[Chart and figure data]
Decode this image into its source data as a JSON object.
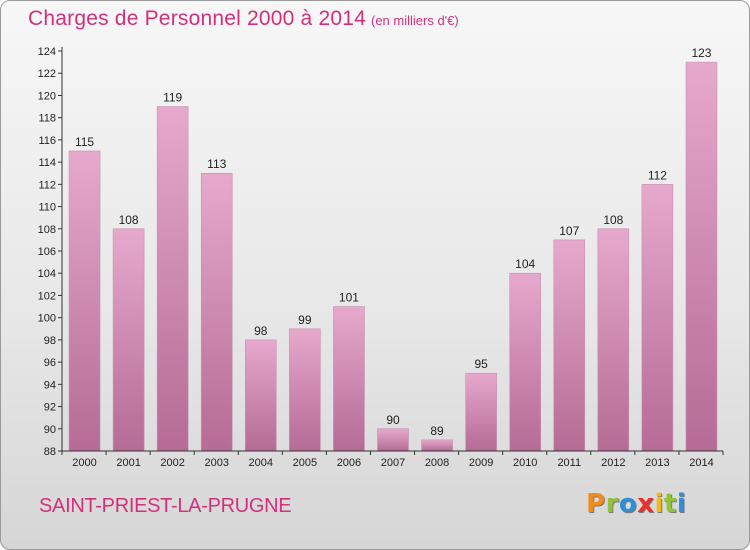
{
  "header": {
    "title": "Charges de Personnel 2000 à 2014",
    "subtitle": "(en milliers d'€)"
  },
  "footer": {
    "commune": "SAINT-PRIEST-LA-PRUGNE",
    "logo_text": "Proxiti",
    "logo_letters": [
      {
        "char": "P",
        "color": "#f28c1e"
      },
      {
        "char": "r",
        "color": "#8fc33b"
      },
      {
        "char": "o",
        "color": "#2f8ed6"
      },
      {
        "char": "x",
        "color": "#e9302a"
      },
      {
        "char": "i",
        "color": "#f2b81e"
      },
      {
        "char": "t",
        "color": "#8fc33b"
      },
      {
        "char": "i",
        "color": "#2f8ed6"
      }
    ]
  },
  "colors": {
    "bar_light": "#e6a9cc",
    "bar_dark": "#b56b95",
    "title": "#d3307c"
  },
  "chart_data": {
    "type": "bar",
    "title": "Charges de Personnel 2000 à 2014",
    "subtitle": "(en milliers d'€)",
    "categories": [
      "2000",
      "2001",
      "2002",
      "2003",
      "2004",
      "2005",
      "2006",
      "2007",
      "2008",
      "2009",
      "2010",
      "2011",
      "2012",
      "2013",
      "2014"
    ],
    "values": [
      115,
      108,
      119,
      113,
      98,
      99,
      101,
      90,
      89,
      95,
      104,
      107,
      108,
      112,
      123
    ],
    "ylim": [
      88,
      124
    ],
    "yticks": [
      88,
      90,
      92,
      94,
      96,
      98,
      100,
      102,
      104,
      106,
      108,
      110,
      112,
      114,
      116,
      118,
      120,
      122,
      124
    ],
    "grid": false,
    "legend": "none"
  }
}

Task description: Reproduce the material above in full, exactly, with no images.

Full solution:
Decode this image into its source data as a JSON object.
{
  "header": {
    "title": "Charges de Personnel 2000 à 2014",
    "subtitle": "(en milliers d'€)"
  },
  "footer": {
    "commune": "SAINT-PRIEST-LA-PRUGNE",
    "logo_text": "Proxiti",
    "logo_letters": [
      {
        "char": "P",
        "color": "#f28c1e"
      },
      {
        "char": "r",
        "color": "#8fc33b"
      },
      {
        "char": "o",
        "color": "#2f8ed6"
      },
      {
        "char": "x",
        "color": "#e9302a"
      },
      {
        "char": "i",
        "color": "#f2b81e"
      },
      {
        "char": "t",
        "color": "#8fc33b"
      },
      {
        "char": "i",
        "color": "#2f8ed6"
      }
    ]
  },
  "colors": {
    "bar_light": "#e6a9cc",
    "bar_dark": "#b56b95",
    "title": "#d3307c"
  },
  "chart_data": {
    "type": "bar",
    "title": "Charges de Personnel 2000 à 2014",
    "subtitle": "(en milliers d'€)",
    "categories": [
      "2000",
      "2001",
      "2002",
      "2003",
      "2004",
      "2005",
      "2006",
      "2007",
      "2008",
      "2009",
      "2010",
      "2011",
      "2012",
      "2013",
      "2014"
    ],
    "values": [
      115,
      108,
      119,
      113,
      98,
      99,
      101,
      90,
      89,
      95,
      104,
      107,
      108,
      112,
      123
    ],
    "ylim": [
      88,
      124
    ],
    "yticks": [
      88,
      90,
      92,
      94,
      96,
      98,
      100,
      102,
      104,
      106,
      108,
      110,
      112,
      114,
      116,
      118,
      120,
      122,
      124
    ],
    "grid": false,
    "legend": "none"
  }
}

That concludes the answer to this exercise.